■ What you will do
Skip the images and return the records below exactly.

Data excerpts:
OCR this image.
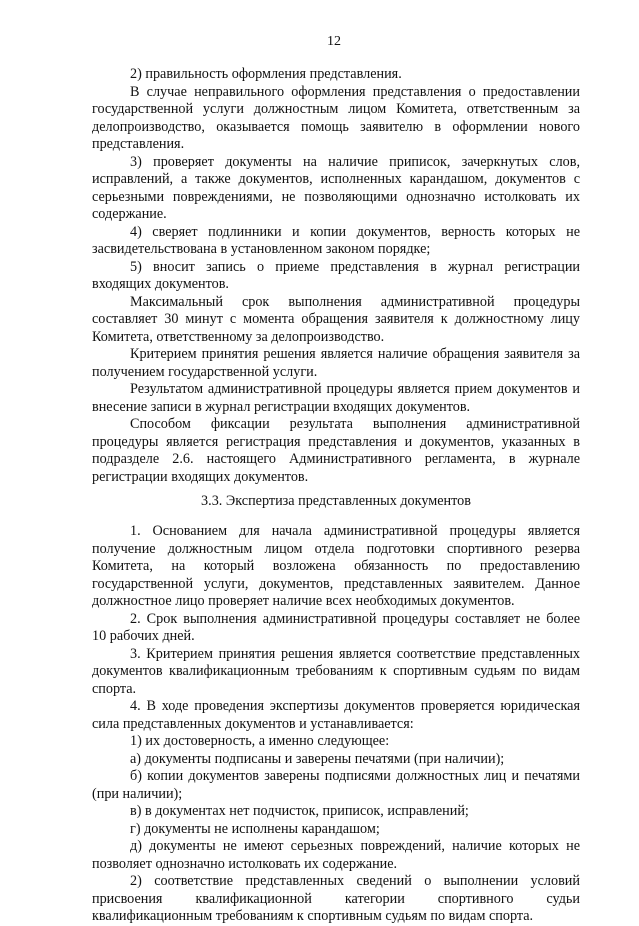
12

2) правильность оформления представления.

В случае неправильного оформления представления о предоставлении государственной услуги должностным лицом Комитета, ответственным за делопроизводство, оказывается помощь заявителю в оформлении нового представления.

3) проверяет документы на наличие приписок, зачеркнутых слов, исправлений, а также документов, исполненных карандашом, документов с серьезными повреждениями, не позволяющими однозначно истолковать их содержание.

4) сверяет подлинники и копии документов, верность которых не засвидетельствована в установленном законом порядке;

5) вносит запись о приеме представления в журнал регистрации входящих документов.

Максимальный срок выполнения административной процедуры составляет 30 минут с момента обращения заявителя к должностному лицу Комитета, ответственному за делопроизводство.

Критерием принятия решения является наличие обращения заявителя за получением государственной услуги.

Результатом административной процедуры является прием документов и внесение записи в журнал регистрации входящих документов.

Способом фиксации результата выполнения административной процедуры является регистрация представления и документов, указанных в подразделе 2.6. настоящего Административного регламента, в журнале регистрации входящих документов.

3.3. Экспертиза представленных документов

1. Основанием для начала административной процедуры является получение должностным лицом отдела подготовки спортивного резерва Комитета, на который возложена обязанность по предоставлению государственной услуги, документов, представленных заявителем. Данное должностное лицо проверяет наличие всех необходимых документов.

2. Срок выполнения административной процедуры составляет не более 10 рабочих дней.

3. Критерием принятия решения является соответствие представленных документов квалификационным требованиям к спортивным судьям по видам спорта.

4. В ходе проведения экспертизы документов проверяется юридическая сила представленных документов и устанавливается:

1) их достоверность, а именно следующее:

а) документы подписаны и заверены печатями (при наличии);

б) копии документов заверены подписями должностных лиц и печатями (при наличии);

в) в документах нет подчисток, приписок, исправлений;

г) документы не исполнены карандашом;

д) документы не имеют серьезных повреждений, наличие которых не позволяет однозначно истолковать их содержание.

2) соответствие представленных сведений о выполнении условий присвоения квалификационной категории спортивного судьи квалификационным требованиям к спортивным судьям по видам спорта.
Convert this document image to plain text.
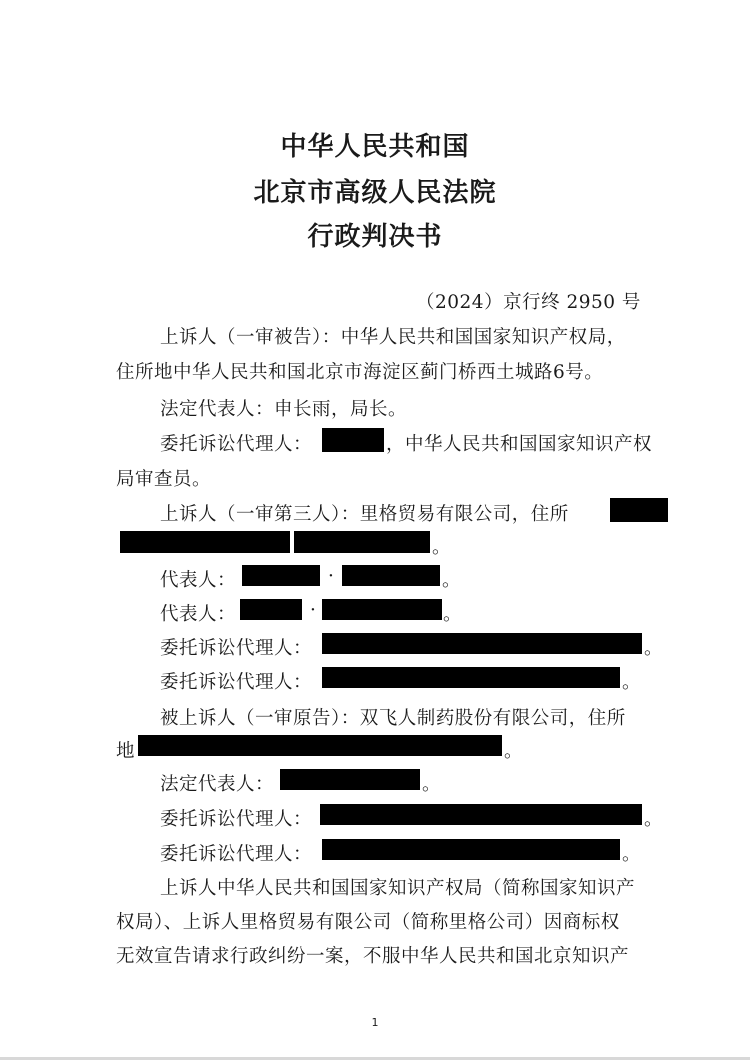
中华人民共和国
北京市高级人民法院
行政判决书
（2024）京行终 2950 号
上诉人（一审被告）：中华人民共和国国家知识产权局，
住所地中华人民共和国北京市海淀区蓟门桥西土城路6号。
法定代表人：申长雨，局长。
委托诉讼代理人：	，中华人民共和国国家知识产权
局审查员。
上诉人（一审第三人）：里格贸易有限公司，住所
。
代表人：	·	。
代表人：	·	。
委托诉讼代理人：	。
委托诉讼代理人：	。
被上诉人（一审原告）：双飞人制药股份有限公司，住所
地	。
法定代表人：	。
委托诉讼代理人：	。
委托诉讼代理人：	。
上诉人中华人民共和国国家知识产权局（简称国家知识产
权局）、上诉人里格贸易有限公司（简称里格公司）因商标权
无效宣告请求行政纠纷一案，不服中华人民共和国北京知识产
1
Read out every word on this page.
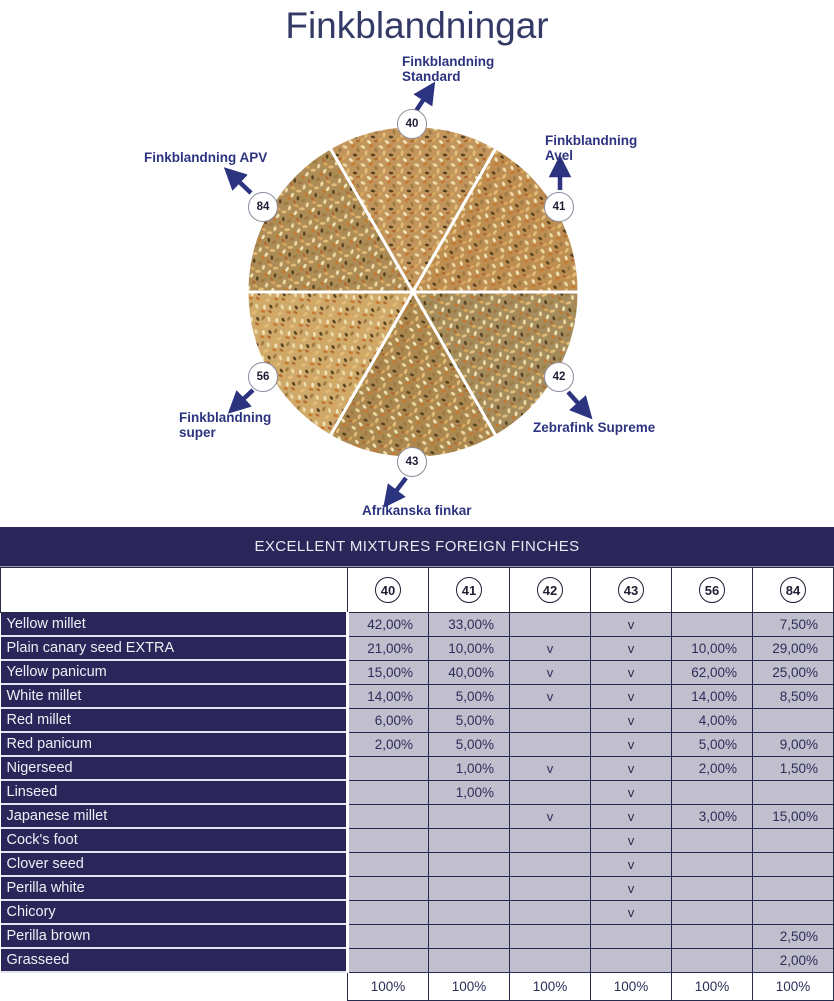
Finkblandningar
40
41
42
43
56
84
Finkblandning Standard
Finkblandning Avel
Finkblandning APV
Zebrafink Supreme
Finkblandning super
Afrikanska finkar
EXCELLENT MIXTURES FOREIGN FINCHES
	40	41	42	43	56	84
Yellow millet	42,00%	33,00%		v		7,50%
Plain canary seed EXTRA	21,00%	10,00%	v	v	10,00%	29,00%
Yellow panicum	15,00%	40,00%	v	v	62,00%	25,00%
White millet	14,00%	5,00%	v	v	14,00%	8,50%
Red millet	6,00%	5,00%		v	4,00%	
Red panicum	2,00%	5,00%		v	5,00%	9,00%
Nigerseed		1,00%	v	v	2,00%	1,50%
Linseed		1,00%		v		
Japanese millet			v	v	3,00%	15,00%
Cock's foot				v		
Clover seed				v		
Perilla white				v		
Chicory				v		
Perilla brown						2,50%
Grasseed						2,00%
	100%	100%	100%	100%	100%	100%
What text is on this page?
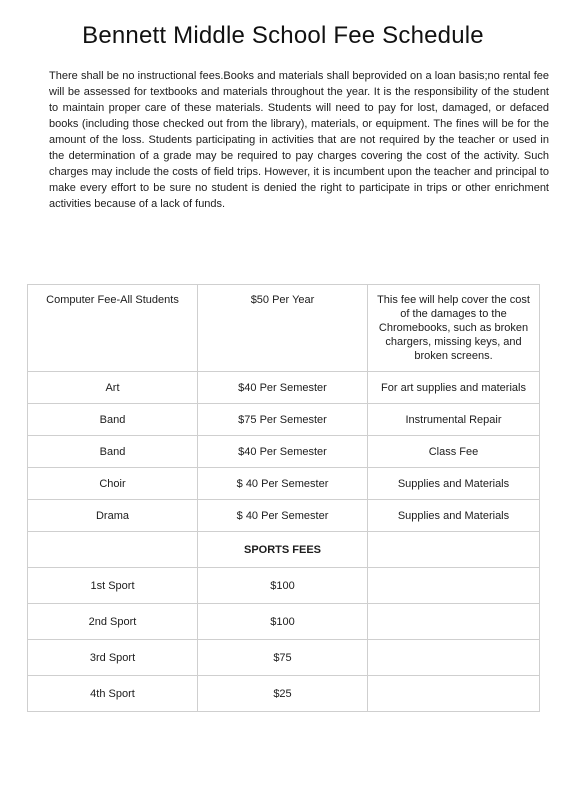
Bennett Middle School Fee Schedule

There shall be no instructional fees.Books and materials shall beprovided on a loan basis;no rental fee will be assessed for textbooks and materials throughout the year. It is the responsibility of the student to maintain proper care of these materials. Students will need to pay for lost, damaged, or defaced books (including those checked out from the library), materials, or equipment. The fines will be for the amount of the loss. Students participating in activities that are not required by the teacher or used in the determination of a grade may be required to pay charges covering the cost of the activity. Such charges may include the costs of field trips. However, it is incumbent upon the teacher and principal to make every effort to be sure no student is denied the right to participate in trips or other enrichment activities because of a lack of funds.

Computer Fee-All Students	$50 Per Year	This fee will help cover the cost of the damages to the Chromebooks, such as broken chargers, missing keys, and broken screens.
Art	$40 Per Semester	For art supplies and materials
Band	$75 Per Semester	Instrumental Repair
Band	$40 Per Semester	Class Fee
Choir	$ 40 Per Semester	Supplies and Materials
Drama	$ 40 Per Semester	Supplies and Materials
	SPORTS FEES	
1st Sport	$100	
2nd Sport	$100	
3rd Sport	$75	
4th Sport	$25	
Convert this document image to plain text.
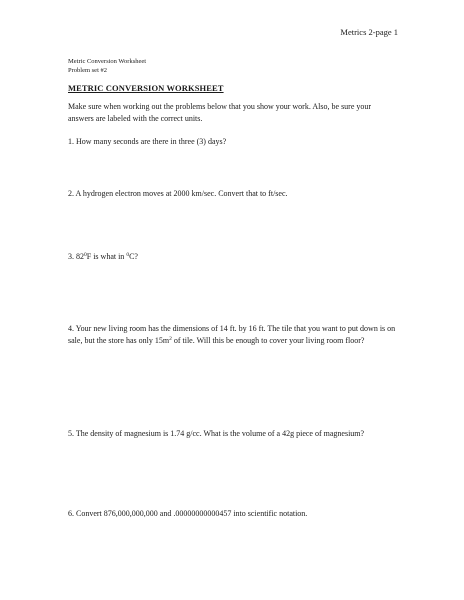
Metrics 2-page 1
Metric Conversion Worksheet
Problem set #2
METRIC CONVERSION WORKSHEET
Make sure when working out the problems below that you show your work. Also, be sure your answers are labeled with the correct units.
1. How many seconds are there in three (3) days?
2. A hydrogen electron moves at 2000 km/sec. Convert that to ft/sec.
3. $82^0F$ is what in $^0$C?
4. Your new living room has the dimensions of 14 ft. by 16 ft. The tile that you want to put down is on sale, but the store has only $15m^2$ of tile. Will this be enough to cover your living room floor?
5. The density of magnesium is 1.74 g/cc. What is the volume of a 42g piece of magnesium?
6. Convert 876,000,000,000 and .00000000000457 into scientific notation.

■ Exercise result
OCR this image.
12

2) правильность оформления представления.

В случае неправильного оформления представления о предоставлении государственной услуги должностным лицом Комитета, ответственным за делопроизводство, оказывается помощь заявителю в оформлении нового представления.

3) проверяет документы на наличие приписок, зачеркнутых слов, исправлений, а также документов, исполненных карандашом, документов с серьезными повреждениями, не позволяющими однозначно истолковать их содержание.

4) сверяет подлинники и копии документов, верность которых не засвидетельствована в установленном законом порядке;

5) вносит запись о приеме представления в журнал регистрации входящих документов.

Максимальный срок выполнения административной процедуры составляет 30 минут с момента обращения заявителя к должностному лицу Комитета, ответственному за делопроизводство.

Критерием принятия решения является наличие обращения заявителя за получением государственной услуги.

Результатом административной процедуры является прием документов и внесение записи в журнал регистрации входящих документов.

Способом фиксации результата выполнения административной процедуры является регистрация представления и документов, указанных в подразделе 2.6. настоящего Административного регламента, в журнале регистрации входящих документов.

3.3. Экспертиза представленных документов

1. Основанием для начала административной процедуры является получение должностным лицом отдела подготовки спортивного резерва Комитета, на который возложена обязанность по предоставлению государственной услуги, документов, представленных заявителем. Данное должностное лицо проверяет наличие всех необходимых документов.

2. Срок выполнения административной процедуры составляет не более 10 рабочих дней.

3. Критерием принятия решения является соответствие представленных документов квалификационным требованиям к спортивным судьям по видам спорта.

4. В ходе проведения экспертизы документов проверяется юридическая сила представленных документов и устанавливается:

1) их достоверность, а именно следующее:

а) документы подписаны и заверены печатями (при наличии);

б) копии документов заверены подписями должностных лиц и печатями (при наличии);

в) в документах нет подчисток, приписок, исправлений;

г) документы не исполнены карандашом;

д) документы не имеют серьезных повреждений, наличие которых не позволяет однозначно истолковать их содержание.

2) соответствие представленных сведений о выполнении условий присвоения квалификационной категории спортивного судьи квалификационным требованиям к спортивным судьям по видам спорта.
Convert this document image to plain text.
中华人民共和国
北京市高级人民法院
行政判决书
（2024）京行终 2950 号
上诉人（一审被告）：中华人民共和国国家知识产权局，
住所地中华人民共和国北京市海淀区蓟门桥西土城路6号。
法定代表人：申长雨，局长。
委托诉讼代理人：	，中华人民共和国国家知识产权
局审查员。
上诉人（一审第三人）：里格贸易有限公司，住所
。
代表人：	·	。
代表人：	·	。
委托诉讼代理人：	。
委托诉讼代理人：	。
被上诉人（一审原告）：双飞人制药股份有限公司，住所
地	。
法定代表人：	。
委托诉讼代理人：	。
委托诉讼代理人：	。
上诉人中华人民共和国国家知识产权局（简称国家知识产
权局）、上诉人里格贸易有限公司（简称里格公司）因商标权
无效宣告请求行政纠纷一案，不服中华人民共和国北京知识产
1
Read out every word on this page.
Finkblandningar
40
41
42
43
56
84
Finkblandning Standard
Finkblandning Avel
Finkblandning APV
Zebrafink Supreme
Finkblandning super
Afrikanska finkar
EXCELLENT MIXTURES FOREIGN FINCHES
	40	41	42	43	56	84
Yellow millet	42,00%	33,00%		v		7,50%
Plain canary seed EXTRA	21,00%	10,00%	v	v	10,00%	29,00%
Yellow panicum	15,00%	40,00%	v	v	62,00%	25,00%
White millet	14,00%	5,00%	v	v	14,00%	8,50%
Red millet	6,00%	5,00%		v	4,00%	
Red panicum	2,00%	5,00%		v	5,00%	9,00%
Nigerseed		1,00%	v	v	2,00%	1,50%
Linseed		1,00%		v		
Japanese millet			v	v	3,00%	15,00%
Cock's foot				v		
Clover seed				v		
Perilla white				v		
Chicory				v		
Perilla brown						2,50%
Grasseed						2,00%
	100%	100%	100%	100%	100%	100%
What text is on this page?
Bennett Middle School Fee Schedule

There shall be no instructional fees.Books and materials shall beprovided on a loan basis;no rental fee will be assessed for textbooks and materials throughout the year. It is the responsibility of the student to maintain proper care of these materials. Students will need to pay for lost, damaged, or defaced books (including those checked out from the library), materials, or equipment. The fines will be for the amount of the loss. Students participating in activities that are not required by the teacher or used in the determination of a grade may be required to pay charges covering the cost of the activity. Such charges may include the costs of field trips. However, it is incumbent upon the teacher and principal to make every effort to be sure no student is denied the right to participate in trips or other enrichment activities because of a lack of funds.

Computer Fee-All Students	$50 Per Year	This fee will help cover the cost of the damages to the Chromebooks, such as broken chargers, missing keys, and broken screens.
Art	$40 Per Semester	For art supplies and materials
Band	$75 Per Semester	Instrumental Repair
Band	$40 Per Semester	Class Fee
Choir	$ 40 Per Semester	Supplies and Materials
Drama	$ 40 Per Semester	Supplies and Materials
	SPORTS FEES	
1st Sport	$100	
2nd Sport	$100	
3rd Sport	$75	
4th Sport	$25	
Convert this document image to plain text.
Metrics 2-page 1
Metric Conversion Worksheet
Problem set #2
METRIC CONVERSION WORKSHEET
Make sure when working out the problems below that you show your work. Also, be sure your answers are labeled with the correct units.
1. How many seconds are there in three (3) days?
2. A hydrogen electron moves at 2000 km/sec. Convert that to ft/sec.
3. $82^0F$ is what in $^0$C?
4. Your new living room has the dimensions of 14 ft. by 16 ft. The tile that you want to put down is on sale, but the store has only $15m^2$ of tile. Will this be enough to cover your living room floor?
5. The density of magnesium is 1.74 g/cc. What is the volume of a 42g piece of magnesium?
6. Convert 876,000,000,000 and .00000000000457 into scientific notation.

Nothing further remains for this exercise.